### Given exercise
Count every line in the data below where "Share" occurs, then state that number and nothing more.

### Information supplied

......

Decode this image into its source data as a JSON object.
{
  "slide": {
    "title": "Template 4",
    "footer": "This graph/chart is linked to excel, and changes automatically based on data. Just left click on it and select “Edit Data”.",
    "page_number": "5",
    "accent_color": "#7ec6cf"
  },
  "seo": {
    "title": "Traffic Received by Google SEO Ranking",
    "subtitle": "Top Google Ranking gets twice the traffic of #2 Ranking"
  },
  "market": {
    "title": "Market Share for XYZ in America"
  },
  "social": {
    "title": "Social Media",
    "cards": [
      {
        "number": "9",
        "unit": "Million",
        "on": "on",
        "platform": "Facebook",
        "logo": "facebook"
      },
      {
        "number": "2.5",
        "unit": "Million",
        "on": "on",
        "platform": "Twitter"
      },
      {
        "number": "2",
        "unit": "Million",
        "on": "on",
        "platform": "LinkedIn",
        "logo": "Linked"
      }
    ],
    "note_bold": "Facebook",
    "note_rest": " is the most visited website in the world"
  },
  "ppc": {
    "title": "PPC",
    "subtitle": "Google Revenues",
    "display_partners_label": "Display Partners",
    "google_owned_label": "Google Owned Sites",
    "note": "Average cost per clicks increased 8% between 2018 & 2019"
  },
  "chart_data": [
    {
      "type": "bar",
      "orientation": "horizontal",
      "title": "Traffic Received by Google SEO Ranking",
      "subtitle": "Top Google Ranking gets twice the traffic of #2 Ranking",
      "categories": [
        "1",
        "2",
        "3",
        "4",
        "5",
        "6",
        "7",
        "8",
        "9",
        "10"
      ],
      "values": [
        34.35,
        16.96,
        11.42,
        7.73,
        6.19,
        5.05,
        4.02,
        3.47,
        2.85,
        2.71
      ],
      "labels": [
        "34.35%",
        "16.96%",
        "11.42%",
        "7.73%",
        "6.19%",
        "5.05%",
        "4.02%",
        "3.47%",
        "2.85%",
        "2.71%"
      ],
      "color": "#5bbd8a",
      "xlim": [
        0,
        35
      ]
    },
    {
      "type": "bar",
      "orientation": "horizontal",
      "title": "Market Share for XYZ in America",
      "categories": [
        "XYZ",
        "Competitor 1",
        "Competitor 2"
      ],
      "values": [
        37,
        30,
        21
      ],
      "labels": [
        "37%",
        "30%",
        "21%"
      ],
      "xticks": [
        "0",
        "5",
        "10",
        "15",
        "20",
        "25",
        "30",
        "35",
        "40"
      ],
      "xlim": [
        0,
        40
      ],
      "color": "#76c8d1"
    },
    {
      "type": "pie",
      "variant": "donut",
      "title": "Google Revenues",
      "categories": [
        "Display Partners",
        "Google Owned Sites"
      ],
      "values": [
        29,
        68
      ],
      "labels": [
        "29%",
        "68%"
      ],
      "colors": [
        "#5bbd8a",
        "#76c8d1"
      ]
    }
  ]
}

......

### Answer to this problem
2